(Collection entries)
^^^^
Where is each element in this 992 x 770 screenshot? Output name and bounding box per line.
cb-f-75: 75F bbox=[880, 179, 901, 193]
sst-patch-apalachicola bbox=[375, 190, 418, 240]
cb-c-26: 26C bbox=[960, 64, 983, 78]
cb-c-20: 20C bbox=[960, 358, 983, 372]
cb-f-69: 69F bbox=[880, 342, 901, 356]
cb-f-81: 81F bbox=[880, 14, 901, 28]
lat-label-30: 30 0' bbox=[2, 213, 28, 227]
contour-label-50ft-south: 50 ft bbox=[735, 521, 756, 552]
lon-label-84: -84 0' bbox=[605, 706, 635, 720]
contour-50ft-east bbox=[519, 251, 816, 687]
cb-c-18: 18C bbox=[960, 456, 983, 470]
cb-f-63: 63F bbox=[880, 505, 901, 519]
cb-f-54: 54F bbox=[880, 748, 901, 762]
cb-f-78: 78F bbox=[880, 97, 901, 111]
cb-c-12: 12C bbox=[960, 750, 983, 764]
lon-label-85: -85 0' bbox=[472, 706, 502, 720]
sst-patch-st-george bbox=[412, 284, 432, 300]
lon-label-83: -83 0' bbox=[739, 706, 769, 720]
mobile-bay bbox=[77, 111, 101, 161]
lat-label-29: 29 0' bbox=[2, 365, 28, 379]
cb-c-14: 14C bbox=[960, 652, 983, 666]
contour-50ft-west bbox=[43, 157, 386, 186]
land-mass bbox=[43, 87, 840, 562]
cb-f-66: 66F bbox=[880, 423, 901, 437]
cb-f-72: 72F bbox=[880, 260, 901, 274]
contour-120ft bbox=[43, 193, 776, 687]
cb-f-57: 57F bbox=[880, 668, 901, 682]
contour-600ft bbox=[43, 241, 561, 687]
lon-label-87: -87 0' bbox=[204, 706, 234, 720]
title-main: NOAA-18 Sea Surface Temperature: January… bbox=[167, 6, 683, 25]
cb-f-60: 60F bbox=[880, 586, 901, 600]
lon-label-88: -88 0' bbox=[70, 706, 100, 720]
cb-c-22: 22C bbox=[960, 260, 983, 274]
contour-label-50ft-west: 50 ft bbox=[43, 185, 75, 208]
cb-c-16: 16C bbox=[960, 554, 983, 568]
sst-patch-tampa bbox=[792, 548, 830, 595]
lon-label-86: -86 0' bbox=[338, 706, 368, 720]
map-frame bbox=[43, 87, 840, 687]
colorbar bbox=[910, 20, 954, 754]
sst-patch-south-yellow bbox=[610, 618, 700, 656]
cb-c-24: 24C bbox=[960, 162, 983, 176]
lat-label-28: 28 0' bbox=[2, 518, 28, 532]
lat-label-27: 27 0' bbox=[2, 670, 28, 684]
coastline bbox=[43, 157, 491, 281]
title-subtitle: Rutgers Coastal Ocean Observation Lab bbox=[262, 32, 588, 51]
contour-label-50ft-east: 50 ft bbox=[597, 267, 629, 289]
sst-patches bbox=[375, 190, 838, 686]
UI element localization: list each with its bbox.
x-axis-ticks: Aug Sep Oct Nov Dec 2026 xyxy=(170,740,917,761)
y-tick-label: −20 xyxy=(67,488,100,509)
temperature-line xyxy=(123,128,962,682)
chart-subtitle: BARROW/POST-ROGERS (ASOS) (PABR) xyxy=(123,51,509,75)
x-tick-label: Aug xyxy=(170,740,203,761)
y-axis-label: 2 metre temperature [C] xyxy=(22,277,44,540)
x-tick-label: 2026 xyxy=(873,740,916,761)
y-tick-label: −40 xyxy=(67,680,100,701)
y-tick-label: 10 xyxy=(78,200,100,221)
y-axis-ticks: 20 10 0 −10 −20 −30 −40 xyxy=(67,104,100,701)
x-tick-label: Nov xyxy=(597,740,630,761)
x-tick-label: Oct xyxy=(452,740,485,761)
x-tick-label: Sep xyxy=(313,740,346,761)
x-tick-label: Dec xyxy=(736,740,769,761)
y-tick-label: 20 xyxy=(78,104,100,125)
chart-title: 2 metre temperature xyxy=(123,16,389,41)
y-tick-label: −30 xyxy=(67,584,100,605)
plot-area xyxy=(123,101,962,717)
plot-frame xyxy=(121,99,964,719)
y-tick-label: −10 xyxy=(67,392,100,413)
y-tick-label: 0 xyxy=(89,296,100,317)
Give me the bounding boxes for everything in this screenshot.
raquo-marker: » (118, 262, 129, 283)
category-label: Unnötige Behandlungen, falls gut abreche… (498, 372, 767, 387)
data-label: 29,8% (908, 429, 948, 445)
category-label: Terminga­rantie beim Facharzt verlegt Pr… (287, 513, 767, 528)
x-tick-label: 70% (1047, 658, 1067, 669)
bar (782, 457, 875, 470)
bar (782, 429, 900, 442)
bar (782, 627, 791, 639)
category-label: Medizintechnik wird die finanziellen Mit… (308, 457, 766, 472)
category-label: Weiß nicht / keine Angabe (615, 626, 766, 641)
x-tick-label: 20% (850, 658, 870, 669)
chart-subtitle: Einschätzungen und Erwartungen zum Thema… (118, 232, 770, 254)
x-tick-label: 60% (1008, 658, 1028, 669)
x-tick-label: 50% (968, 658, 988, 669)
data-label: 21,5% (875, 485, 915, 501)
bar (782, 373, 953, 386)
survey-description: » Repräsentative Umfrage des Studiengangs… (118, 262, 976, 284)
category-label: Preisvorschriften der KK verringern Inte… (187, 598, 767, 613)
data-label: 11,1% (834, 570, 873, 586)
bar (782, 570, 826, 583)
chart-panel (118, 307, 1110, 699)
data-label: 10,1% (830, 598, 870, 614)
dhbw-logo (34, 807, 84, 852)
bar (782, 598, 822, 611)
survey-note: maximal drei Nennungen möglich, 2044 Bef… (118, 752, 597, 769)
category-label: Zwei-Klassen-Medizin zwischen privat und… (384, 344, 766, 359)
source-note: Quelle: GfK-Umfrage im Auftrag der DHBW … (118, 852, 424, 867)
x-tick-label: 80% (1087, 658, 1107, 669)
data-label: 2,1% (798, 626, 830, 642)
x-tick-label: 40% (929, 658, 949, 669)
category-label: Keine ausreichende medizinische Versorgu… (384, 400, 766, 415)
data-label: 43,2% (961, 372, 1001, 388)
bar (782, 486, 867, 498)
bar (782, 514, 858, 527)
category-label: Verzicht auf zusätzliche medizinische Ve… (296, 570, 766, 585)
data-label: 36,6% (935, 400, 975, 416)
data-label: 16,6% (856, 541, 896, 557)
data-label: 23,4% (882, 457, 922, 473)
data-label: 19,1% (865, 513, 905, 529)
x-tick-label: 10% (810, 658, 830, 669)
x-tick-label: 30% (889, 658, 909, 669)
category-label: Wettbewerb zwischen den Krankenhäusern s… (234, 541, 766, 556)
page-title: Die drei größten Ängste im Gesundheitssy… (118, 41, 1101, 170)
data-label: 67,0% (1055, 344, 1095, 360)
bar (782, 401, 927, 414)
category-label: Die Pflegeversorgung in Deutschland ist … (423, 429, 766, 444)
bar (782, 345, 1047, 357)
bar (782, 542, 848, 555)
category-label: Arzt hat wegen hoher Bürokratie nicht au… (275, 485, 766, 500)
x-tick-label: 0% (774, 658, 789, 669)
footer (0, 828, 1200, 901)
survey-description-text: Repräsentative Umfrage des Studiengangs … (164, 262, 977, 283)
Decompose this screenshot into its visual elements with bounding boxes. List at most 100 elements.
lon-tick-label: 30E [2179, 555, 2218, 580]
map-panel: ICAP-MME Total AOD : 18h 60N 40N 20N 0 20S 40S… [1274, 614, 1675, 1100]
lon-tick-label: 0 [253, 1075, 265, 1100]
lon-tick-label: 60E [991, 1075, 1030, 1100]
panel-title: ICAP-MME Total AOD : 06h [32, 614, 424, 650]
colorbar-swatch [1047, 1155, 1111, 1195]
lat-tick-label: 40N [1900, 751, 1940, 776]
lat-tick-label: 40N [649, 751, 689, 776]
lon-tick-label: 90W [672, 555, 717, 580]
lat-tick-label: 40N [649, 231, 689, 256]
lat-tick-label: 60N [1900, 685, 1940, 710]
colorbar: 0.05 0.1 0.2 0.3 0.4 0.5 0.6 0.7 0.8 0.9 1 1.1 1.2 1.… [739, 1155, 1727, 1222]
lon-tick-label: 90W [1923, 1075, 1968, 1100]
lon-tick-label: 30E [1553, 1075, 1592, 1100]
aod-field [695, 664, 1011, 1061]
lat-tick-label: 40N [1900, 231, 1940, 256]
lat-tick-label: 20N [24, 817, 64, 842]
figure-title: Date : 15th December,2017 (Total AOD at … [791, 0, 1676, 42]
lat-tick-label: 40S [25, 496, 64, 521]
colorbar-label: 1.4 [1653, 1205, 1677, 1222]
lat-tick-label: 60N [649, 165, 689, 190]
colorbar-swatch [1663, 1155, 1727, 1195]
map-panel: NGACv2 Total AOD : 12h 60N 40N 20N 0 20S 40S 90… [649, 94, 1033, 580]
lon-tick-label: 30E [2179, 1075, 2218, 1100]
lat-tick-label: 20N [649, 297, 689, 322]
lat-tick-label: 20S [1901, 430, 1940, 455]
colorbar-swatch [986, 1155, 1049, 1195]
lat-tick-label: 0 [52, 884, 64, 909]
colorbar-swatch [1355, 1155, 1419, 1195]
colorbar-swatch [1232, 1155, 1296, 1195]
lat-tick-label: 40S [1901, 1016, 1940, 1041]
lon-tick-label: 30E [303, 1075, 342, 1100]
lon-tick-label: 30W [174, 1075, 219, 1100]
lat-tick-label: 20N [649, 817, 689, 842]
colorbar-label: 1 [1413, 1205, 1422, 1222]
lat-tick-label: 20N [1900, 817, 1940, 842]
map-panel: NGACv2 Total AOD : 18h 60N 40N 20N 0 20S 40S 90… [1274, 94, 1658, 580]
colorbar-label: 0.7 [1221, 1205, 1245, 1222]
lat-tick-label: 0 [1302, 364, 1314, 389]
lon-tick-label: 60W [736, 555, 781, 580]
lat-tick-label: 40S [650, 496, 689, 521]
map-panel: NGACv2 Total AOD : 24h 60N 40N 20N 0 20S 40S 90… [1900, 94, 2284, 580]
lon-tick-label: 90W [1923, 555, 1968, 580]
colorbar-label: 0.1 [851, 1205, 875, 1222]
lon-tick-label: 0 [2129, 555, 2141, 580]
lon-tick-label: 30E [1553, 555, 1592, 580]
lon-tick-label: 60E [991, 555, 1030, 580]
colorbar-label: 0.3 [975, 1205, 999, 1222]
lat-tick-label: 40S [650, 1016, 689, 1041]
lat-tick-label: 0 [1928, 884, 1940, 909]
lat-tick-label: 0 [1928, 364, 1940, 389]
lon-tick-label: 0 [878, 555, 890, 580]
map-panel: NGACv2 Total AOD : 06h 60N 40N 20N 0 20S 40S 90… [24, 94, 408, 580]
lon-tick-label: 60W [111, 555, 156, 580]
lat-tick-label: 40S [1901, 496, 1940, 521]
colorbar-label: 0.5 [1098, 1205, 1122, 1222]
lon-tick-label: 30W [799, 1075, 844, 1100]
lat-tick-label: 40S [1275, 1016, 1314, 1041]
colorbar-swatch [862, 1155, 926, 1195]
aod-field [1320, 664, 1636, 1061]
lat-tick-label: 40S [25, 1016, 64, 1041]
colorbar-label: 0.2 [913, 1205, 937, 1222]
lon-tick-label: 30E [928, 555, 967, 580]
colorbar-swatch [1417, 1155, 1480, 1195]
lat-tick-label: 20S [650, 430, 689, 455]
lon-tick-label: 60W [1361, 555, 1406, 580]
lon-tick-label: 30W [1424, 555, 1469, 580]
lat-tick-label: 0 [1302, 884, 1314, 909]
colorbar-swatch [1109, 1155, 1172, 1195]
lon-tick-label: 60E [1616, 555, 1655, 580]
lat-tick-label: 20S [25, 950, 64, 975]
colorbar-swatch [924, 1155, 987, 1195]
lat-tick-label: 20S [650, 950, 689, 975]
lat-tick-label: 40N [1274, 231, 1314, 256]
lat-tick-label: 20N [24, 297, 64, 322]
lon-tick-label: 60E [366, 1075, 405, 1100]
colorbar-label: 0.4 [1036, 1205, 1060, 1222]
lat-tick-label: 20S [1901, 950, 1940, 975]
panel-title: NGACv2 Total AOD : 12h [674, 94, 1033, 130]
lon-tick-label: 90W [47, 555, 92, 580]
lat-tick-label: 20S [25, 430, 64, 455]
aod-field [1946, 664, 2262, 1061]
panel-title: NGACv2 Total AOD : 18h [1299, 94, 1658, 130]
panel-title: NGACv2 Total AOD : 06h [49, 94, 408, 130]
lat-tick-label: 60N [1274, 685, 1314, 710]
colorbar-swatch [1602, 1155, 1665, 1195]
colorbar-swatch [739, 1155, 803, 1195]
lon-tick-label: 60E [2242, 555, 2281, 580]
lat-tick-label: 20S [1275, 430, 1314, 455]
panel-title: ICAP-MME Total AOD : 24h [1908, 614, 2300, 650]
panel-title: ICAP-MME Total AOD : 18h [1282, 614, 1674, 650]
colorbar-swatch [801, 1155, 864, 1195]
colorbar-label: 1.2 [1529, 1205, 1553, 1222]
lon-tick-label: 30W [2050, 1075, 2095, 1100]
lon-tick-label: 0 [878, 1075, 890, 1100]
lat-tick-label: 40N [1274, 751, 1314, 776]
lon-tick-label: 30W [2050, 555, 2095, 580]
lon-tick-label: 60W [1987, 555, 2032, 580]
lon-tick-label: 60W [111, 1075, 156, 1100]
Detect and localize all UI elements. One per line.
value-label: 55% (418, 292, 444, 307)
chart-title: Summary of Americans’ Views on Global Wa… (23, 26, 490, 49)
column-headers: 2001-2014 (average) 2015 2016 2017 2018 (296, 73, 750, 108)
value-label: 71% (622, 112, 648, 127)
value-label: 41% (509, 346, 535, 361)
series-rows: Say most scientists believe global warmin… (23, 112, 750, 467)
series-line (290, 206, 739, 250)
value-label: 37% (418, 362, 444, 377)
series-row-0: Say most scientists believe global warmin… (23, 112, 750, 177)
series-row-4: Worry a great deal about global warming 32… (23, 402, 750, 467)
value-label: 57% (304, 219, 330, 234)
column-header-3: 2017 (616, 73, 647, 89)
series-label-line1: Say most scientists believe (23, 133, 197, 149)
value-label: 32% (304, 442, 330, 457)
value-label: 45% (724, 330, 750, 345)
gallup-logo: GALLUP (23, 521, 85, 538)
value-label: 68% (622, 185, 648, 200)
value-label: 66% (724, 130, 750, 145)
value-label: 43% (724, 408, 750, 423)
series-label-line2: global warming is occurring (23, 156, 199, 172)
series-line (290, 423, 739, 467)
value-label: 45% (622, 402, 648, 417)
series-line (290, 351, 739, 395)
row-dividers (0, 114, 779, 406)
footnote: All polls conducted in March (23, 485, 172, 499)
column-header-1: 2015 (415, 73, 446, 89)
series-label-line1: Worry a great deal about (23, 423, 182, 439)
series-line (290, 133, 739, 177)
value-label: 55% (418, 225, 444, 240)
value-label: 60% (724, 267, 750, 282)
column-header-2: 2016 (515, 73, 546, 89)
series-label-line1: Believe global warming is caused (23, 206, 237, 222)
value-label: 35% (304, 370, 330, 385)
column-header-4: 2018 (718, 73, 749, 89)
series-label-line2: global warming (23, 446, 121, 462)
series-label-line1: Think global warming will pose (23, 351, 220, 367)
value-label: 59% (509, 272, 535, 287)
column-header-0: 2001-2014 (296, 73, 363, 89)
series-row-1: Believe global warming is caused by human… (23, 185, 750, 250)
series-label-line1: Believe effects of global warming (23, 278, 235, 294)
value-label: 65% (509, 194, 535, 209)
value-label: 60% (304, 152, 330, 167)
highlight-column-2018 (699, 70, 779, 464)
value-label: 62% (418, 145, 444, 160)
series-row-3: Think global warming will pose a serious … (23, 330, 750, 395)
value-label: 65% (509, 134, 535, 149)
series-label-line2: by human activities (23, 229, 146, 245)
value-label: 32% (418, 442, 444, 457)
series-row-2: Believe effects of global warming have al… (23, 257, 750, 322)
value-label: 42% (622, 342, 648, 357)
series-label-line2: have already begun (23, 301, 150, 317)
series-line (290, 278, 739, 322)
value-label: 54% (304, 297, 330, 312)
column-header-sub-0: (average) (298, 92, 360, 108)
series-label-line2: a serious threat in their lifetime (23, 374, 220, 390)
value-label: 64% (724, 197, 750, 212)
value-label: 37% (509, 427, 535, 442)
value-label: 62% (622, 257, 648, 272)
^^^^
Rewrite the data from its first line through the line with "title-subtitle: Rutgers Coastal", swapping every "bbox" for "bounds" and leaving everything else unchanged.

### Complete response:
Where is each element in this 992 x 770 screenshot? Output name and bounding box per line.
cb-f-75: 75F bounds=[880, 179, 901, 193]
sst-patch-apalachicola bounds=[375, 190, 418, 240]
cb-c-26: 26C bounds=[960, 64, 983, 78]
cb-c-20: 20C bounds=[960, 358, 983, 372]
cb-f-69: 69F bounds=[880, 342, 901, 356]
cb-f-81: 81F bounds=[880, 14, 901, 28]
lat-label-30: 30 0' bounds=[2, 213, 28, 227]
contour-label-50ft-south: 50 ft bounds=[735, 521, 756, 552]
lon-label-84: -84 0' bounds=[605, 706, 635, 720]
contour-50ft-east bounds=[519, 251, 816, 687]
cb-c-18: 18C bounds=[960, 456, 983, 470]
cb-f-63: 63F bounds=[880, 505, 901, 519]
cb-f-54: 54F bounds=[880, 748, 901, 762]
cb-f-78: 78F bounds=[880, 97, 901, 111]
cb-c-12: 12C bounds=[960, 750, 983, 764]
lon-label-85: -85 0' bounds=[472, 706, 502, 720]
sst-patch-st-george bounds=[412, 284, 432, 300]
lon-label-83: -83 0' bounds=[739, 706, 769, 720]
mobile-bay bounds=[77, 111, 101, 161]
lat-label-29: 29 0' bounds=[2, 365, 28, 379]
cb-c-14: 14C bounds=[960, 652, 983, 666]
contour-50ft-west bounds=[43, 157, 386, 186]
land-mass bounds=[43, 87, 840, 562]
cb-f-66: 66F bounds=[880, 423, 901, 437]
cb-f-72: 72F bounds=[880, 260, 901, 274]
contour-120ft bounds=[43, 193, 776, 687]
cb-f-57: 57F bounds=[880, 668, 901, 682]
contour-600ft bounds=[43, 241, 561, 687]
lon-label-87: -87 0' bounds=[204, 706, 234, 720]
title-main: NOAA-18 Sea Surface Temperature: January… bounds=[167, 6, 683, 25]
cb-f-60: 60F bounds=[880, 586, 901, 600]
lon-label-88: -88 0' bounds=[70, 706, 100, 720]
cb-c-22: 22C bounds=[960, 260, 983, 274]
contour-label-50ft-west: 50 ft bounds=[43, 185, 75, 208]
cb-c-16: 16C bounds=[960, 554, 983, 568]
sst-patch-tampa bounds=[792, 548, 830, 595]
lon-label-86: -86 0' bounds=[338, 706, 368, 720]
map-frame bounds=[43, 87, 840, 687]
colorbar bounds=[910, 20, 954, 754]
sst-patch-south-yellow bounds=[610, 618, 700, 656]
cb-c-24: 24C bounds=[960, 162, 983, 176]
lat-label-28: 28 0' bounds=[2, 518, 28, 532]
lat-label-27: 27 0' bounds=[2, 670, 28, 684]
coastline bounds=[43, 157, 491, 281]
title-subtitle: Rutgers Coastal Ocean Observation Lab bounds=[262, 32, 588, 51]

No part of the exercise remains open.